WRITTEN TASK
Every line below should be copied exactly; drop the pictures.

_ _ _ _ _ _ _

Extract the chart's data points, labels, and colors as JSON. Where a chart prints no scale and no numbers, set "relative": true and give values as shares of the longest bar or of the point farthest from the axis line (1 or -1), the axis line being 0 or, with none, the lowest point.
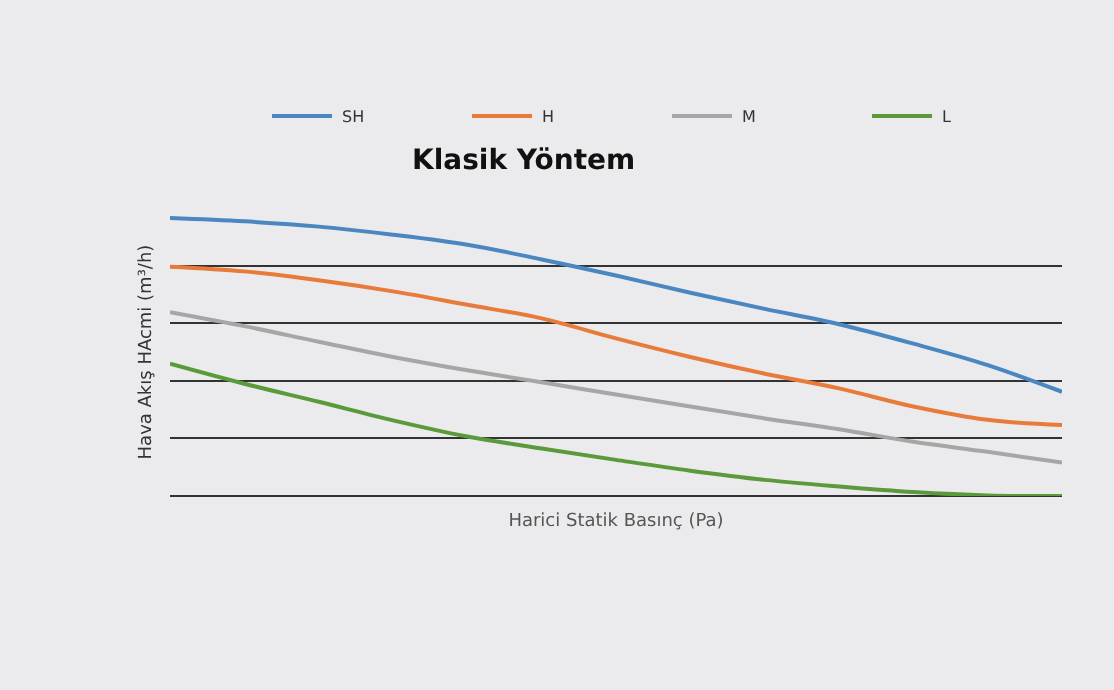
{
  "chart_data": {
    "type": "line",
    "title": "Klasik Yöntem",
    "xlabel": "Harici Statik Basınç (Pa)",
    "ylabel": "Hava Akış HAcmi (m³/h)",
    "relative": true,
    "grid": "y",
    "legend": "top right",
    "marker": "none",
    "line_style": "solid",
    "categories": [
      null,
      null,
      null,
      null,
      null,
      null,
      null,
      null,
      null,
      null,
      null,
      null,
      null
    ],
    "series": [
      {
        "name": "SH",
        "color": "#4a86c0",
        "values": [
          1,
          0.988,
          0.969,
          0.94,
          0.904,
          0.851,
          0.793,
          0.731,
          0.673,
          0.618,
          0.548,
          0.471,
          0.375
        ]
      },
      {
        "name": "H",
        "color": "#e87a3a",
        "values": [
          0.825,
          0.808,
          0.776,
          0.736,
          0.688,
          0.639,
          0.567,
          0.5,
          0.44,
          0.387,
          0.322,
          0.274,
          0.255
        ]
      },
      {
        "name": "M",
        "color": "#a6a6a6",
        "values": [
          0.661,
          0.611,
          0.555,
          0.5,
          0.452,
          0.409,
          0.365,
          0.322,
          0.279,
          0.24,
          0.195,
          0.159,
          0.12
        ]
      },
      {
        "name": "L",
        "color": "#5a9a3a",
        "values": [
          0.476,
          0.404,
          0.339,
          0.272,
          0.214,
          0.171,
          0.13,
          0.091,
          0.058,
          0.034,
          0.014,
          0.002,
          0
        ]
      }
    ]
  }
}
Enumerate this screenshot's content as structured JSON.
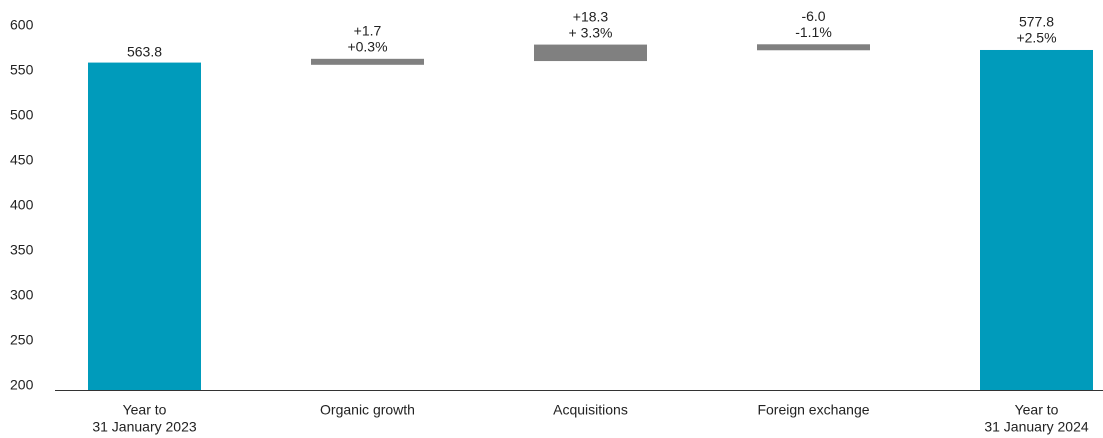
{
  "chart_data": {
    "type": "waterfall",
    "categories": [
      [
        "Year to",
        "31 January 2023"
      ],
      "Organic growth",
      "Acquisitions",
      "Foreign exchange",
      [
        "Year to",
        "31 January 2024"
      ]
    ],
    "measures": [
      "total",
      "relative",
      "relative",
      "relative",
      "total"
    ],
    "values": [
      563.8,
      1.7,
      18.3,
      -6.0,
      577.8
    ],
    "value_labels": [
      "563.8",
      "+1.7",
      "+18.3",
      "-6.0",
      "577.8"
    ],
    "change_values": [
      null,
      0.3,
      3.3,
      -1.1,
      2.5
    ],
    "change_labels": [
      null,
      "+0.3%",
      "+ 3.3%",
      "-1.1%",
      "+2.5%"
    ],
    "total_color": "#009bbb",
    "change_color": "#808080",
    "ylim": [
      200,
      600
    ],
    "yticks": [
      200,
      250,
      300,
      350,
      400,
      450,
      500,
      550,
      600
    ]
  }
}
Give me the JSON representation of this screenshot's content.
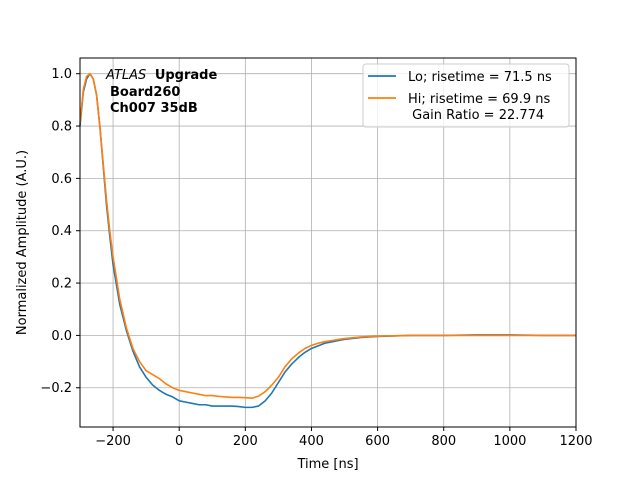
{
  "chart_data": {
    "type": "line",
    "title": "",
    "xlabel": "Time [ns]",
    "ylabel": "Normalized Amplitude (A.U.)",
    "xlim": [
      -300,
      1200
    ],
    "ylim": [
      -0.35,
      1.06
    ],
    "xticks": [
      -200,
      0,
      200,
      400,
      600,
      800,
      1000,
      1200
    ],
    "yticks": [
      -0.2,
      0.0,
      0.2,
      0.4,
      0.6,
      0.8,
      1.0
    ],
    "xtick_labels": [
      "−200",
      "0",
      "200",
      "400",
      "600",
      "800",
      "1000",
      "1200"
    ],
    "ytick_labels": [
      "−0.2",
      "0.0",
      "0.2",
      "0.4",
      "0.6",
      "0.8",
      "1.0"
    ],
    "grid": true,
    "legend_position": "top-right",
    "annotation": {
      "atlas": "ATLAS",
      "upgrade": "Upgrade",
      "line2": "Board260",
      "line3": "Ch007 35dB"
    },
    "series": [
      {
        "name": "Lo; risetime = 71.5 ns",
        "color": "#1f77b4",
        "x": [
          -300,
          -290,
          -280,
          -270,
          -260,
          -250,
          -240,
          -230,
          -220,
          -210,
          -200,
          -180,
          -160,
          -140,
          -120,
          -100,
          -80,
          -60,
          -40,
          -20,
          0,
          20,
          40,
          60,
          80,
          100,
          120,
          140,
          160,
          180,
          200,
          220,
          240,
          260,
          280,
          300,
          320,
          340,
          360,
          380,
          400,
          420,
          440,
          460,
          480,
          500,
          550,
          600,
          700,
          800,
          900,
          1000,
          1100,
          1200
        ],
        "y": [
          0.8,
          0.93,
          0.98,
          1.0,
          0.98,
          0.92,
          0.8,
          0.65,
          0.5,
          0.38,
          0.27,
          0.12,
          0.02,
          -0.06,
          -0.12,
          -0.16,
          -0.19,
          -0.21,
          -0.225,
          -0.235,
          -0.25,
          -0.255,
          -0.26,
          -0.265,
          -0.265,
          -0.27,
          -0.27,
          -0.27,
          -0.27,
          -0.272,
          -0.275,
          -0.275,
          -0.27,
          -0.25,
          -0.22,
          -0.18,
          -0.14,
          -0.11,
          -0.085,
          -0.065,
          -0.05,
          -0.04,
          -0.03,
          -0.025,
          -0.02,
          -0.015,
          -0.008,
          -0.004,
          0.0,
          0.0,
          0.002,
          0.002,
          0.0,
          0.0
        ]
      },
      {
        "name": "Hi; risetime = 69.9 ns\n Gain Ratio = 22.774",
        "color": "#ff7f0e",
        "x": [
          -300,
          -290,
          -280,
          -270,
          -260,
          -250,
          -240,
          -230,
          -220,
          -210,
          -200,
          -180,
          -160,
          -140,
          -120,
          -100,
          -80,
          -60,
          -40,
          -20,
          0,
          20,
          40,
          60,
          80,
          100,
          120,
          140,
          160,
          180,
          200,
          220,
          240,
          260,
          280,
          300,
          320,
          340,
          360,
          380,
          400,
          420,
          440,
          460,
          480,
          500,
          550,
          600,
          700,
          800,
          900,
          1000,
          1100,
          1200
        ],
        "y": [
          0.81,
          0.94,
          0.99,
          1.0,
          0.98,
          0.92,
          0.8,
          0.66,
          0.52,
          0.4,
          0.3,
          0.14,
          0.03,
          -0.05,
          -0.1,
          -0.135,
          -0.15,
          -0.165,
          -0.185,
          -0.2,
          -0.21,
          -0.215,
          -0.22,
          -0.225,
          -0.23,
          -0.23,
          -0.233,
          -0.235,
          -0.237,
          -0.237,
          -0.238,
          -0.24,
          -0.232,
          -0.215,
          -0.19,
          -0.16,
          -0.12,
          -0.09,
          -0.068,
          -0.05,
          -0.038,
          -0.03,
          -0.024,
          -0.02,
          -0.016,
          -0.012,
          -0.006,
          -0.003,
          0.0,
          0.0,
          0.0,
          0.0,
          0.0,
          0.0
        ]
      }
    ]
  }
}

_ _ _ _ _ _ _

RESULT FOR THIS EXERCISE
Extract the chart's data points, labels, and colors as JSON. Where a chart prints no scale and no numbers, set "relative": true and give values as shares of the longest bar or of the point farthest from the axis line (1 or -1), the axis line being 0 or, with none, the lowest point.
{
  "chart_data": {
    "type": "line",
    "title": "Klasik Yöntem",
    "xlabel": "Harici Statik Basınç (Pa)",
    "ylabel": "Hava Akış HAcmi (m³/h)",
    "relative": true,
    "grid": "y",
    "legend": "top right",
    "marker": "none",
    "line_style": "solid",
    "categories": [
      null,
      null,
      null,
      null,
      null,
      null,
      null,
      null,
      null,
      null,
      null,
      null,
      null
    ],
    "series": [
      {
        "name": "SH",
        "color": "#4a86c0",
        "values": [
          1,
          0.988,
          0.969,
          0.94,
          0.904,
          0.851,
          0.793,
          0.731,
          0.673,
          0.618,
          0.548,
          0.471,
          0.375
        ]
      },
      {
        "name": "H",
        "color": "#e87a3a",
        "values": [
          0.825,
          0.808,
          0.776,
          0.736,
          0.688,
          0.639,
          0.567,
          0.5,
          0.44,
          0.387,
          0.322,
          0.274,
          0.255
        ]
      },
      {
        "name": "M",
        "color": "#a6a6a6",
        "values": [
          0.661,
          0.611,
          0.555,
          0.5,
          0.452,
          0.409,
          0.365,
          0.322,
          0.279,
          0.24,
          0.195,
          0.159,
          0.12
        ]
      },
      {
        "name": "L",
        "color": "#5a9a3a",
        "values": [
          0.476,
          0.404,
          0.339,
          0.272,
          0.214,
          0.171,
          0.13,
          0.091,
          0.058,
          0.034,
          0.014,
          0.002,
          0
        ]
      }
    ]
  }
}
Enumerate this screenshot's content as structured JSON.
{
  "chart_data": {
    "type": "waterfall",
    "categories": [
      [
        "Year to",
        "31 January 2023"
      ],
      "Organic growth",
      "Acquisitions",
      "Foreign exchange",
      [
        "Year to",
        "31 January 2024"
      ]
    ],
    "measures": [
      "total",
      "relative",
      "relative",
      "relative",
      "total"
    ],
    "values": [
      563.8,
      1.7,
      18.3,
      -6.0,
      577.8
    ],
    "value_labels": [
      "563.8",
      "+1.7",
      "+18.3",
      "-6.0",
      "577.8"
    ],
    "change_values": [
      null,
      0.3,
      3.3,
      -1.1,
      2.5
    ],
    "change_labels": [
      null,
      "+0.3%",
      "+ 3.3%",
      "-1.1%",
      "+2.5%"
    ],
    "total_color": "#009bbb",
    "change_color": "#808080",
    "ylim": [
      200,
      600
    ],
    "yticks": [
      200,
      250,
      300,
      350,
      400,
      450,
      500,
      550,
      600
    ]
  }
}
Give me the JSON representation of this screenshot's content.
{
  "chart_data": {
    "type": "line",
    "title": "",
    "xlabel": "Time [ns]",
    "ylabel": "Normalized Amplitude (A.U.)",
    "xlim": [
      -300,
      1200
    ],
    "ylim": [
      -0.35,
      1.06
    ],
    "xticks": [
      -200,
      0,
      200,
      400,
      600,
      800,
      1000,
      1200
    ],
    "yticks": [
      -0.2,
      0.0,
      0.2,
      0.4,
      0.6,
      0.8,
      1.0
    ],
    "xtick_labels": [
      "−200",
      "0",
      "200",
      "400",
      "600",
      "800",
      "1000",
      "1200"
    ],
    "ytick_labels": [
      "−0.2",
      "0.0",
      "0.2",
      "0.4",
      "0.6",
      "0.8",
      "1.0"
    ],
    "grid": true,
    "legend_position": "top-right",
    "annotation": {
      "atlas": "ATLAS",
      "upgrade": "Upgrade",
      "line2": "Board260",
      "line3": "Ch007 35dB"
    },
    "series": [
      {
        "name": "Lo; risetime = 71.5 ns",
        "color": "#1f77b4",
        "x": [
          -300,
          -290,
          -280,
          -270,
          -260,
          -250,
          -240,
          -230,
          -220,
          -210,
          -200,
          -180,
          -160,
          -140,
          -120,
          -100,
          -80,
          -60,
          -40,
          -20,
          0,
          20,
          40,
          60,
          80,
          100,
          120,
          140,
          160,
          180,
          200,
          220,
          240,
          260,
          280,
          300,
          320,
          340,
          360,
          380,
          400,
          420,
          440,
          460,
          480,
          500,
          550,
          600,
          700,
          800,
          900,
          1000,
          1100,
          1200
        ],
        "y": [
          0.8,
          0.93,
          0.98,
          1.0,
          0.98,
          0.92,
          0.8,
          0.65,
          0.5,
          0.38,
          0.27,
          0.12,
          0.02,
          -0.06,
          -0.12,
          -0.16,
          -0.19,
          -0.21,
          -0.225,
          -0.235,
          -0.25,
          -0.255,
          -0.26,
          -0.265,
          -0.265,
          -0.27,
          -0.27,
          -0.27,
          -0.27,
          -0.272,
          -0.275,
          -0.275,
          -0.27,
          -0.25,
          -0.22,
          -0.18,
          -0.14,
          -0.11,
          -0.085,
          -0.065,
          -0.05,
          -0.04,
          -0.03,
          -0.025,
          -0.02,
          -0.015,
          -0.008,
          -0.004,
          0.0,
          0.0,
          0.002,
          0.002,
          0.0,
          0.0
        ]
      },
      {
        "name": "Hi; risetime = 69.9 ns\n Gain Ratio = 22.774",
        "color": "#ff7f0e",
        "x": [
          -300,
          -290,
          -280,
          -270,
          -260,
          -250,
          -240,
          -230,
          -220,
          -210,
          -200,
          -180,
          -160,
          -140,
          -120,
          -100,
          -80,
          -60,
          -40,
          -20,
          0,
          20,
          40,
          60,
          80,
          100,
          120,
          140,
          160,
          180,
          200,
          220,
          240,
          260,
          280,
          300,
          320,
          340,
          360,
          380,
          400,
          420,
          440,
          460,
          480,
          500,
          550,
          600,
          700,
          800,
          900,
          1000,
          1100,
          1200
        ],
        "y": [
          0.81,
          0.94,
          0.99,
          1.0,
          0.98,
          0.92,
          0.8,
          0.66,
          0.52,
          0.4,
          0.3,
          0.14,
          0.03,
          -0.05,
          -0.1,
          -0.135,
          -0.15,
          -0.165,
          -0.185,
          -0.2,
          -0.21,
          -0.215,
          -0.22,
          -0.225,
          -0.23,
          -0.23,
          -0.233,
          -0.235,
          -0.237,
          -0.237,
          -0.238,
          -0.24,
          -0.232,
          -0.215,
          -0.19,
          -0.16,
          -0.12,
          -0.09,
          -0.068,
          -0.05,
          -0.038,
          -0.03,
          -0.024,
          -0.02,
          -0.016,
          -0.012,
          -0.006,
          -0.003,
          0.0,
          0.0,
          0.0,
          0.0,
          0.0,
          0.0
        ]
      }
    ]
  }
}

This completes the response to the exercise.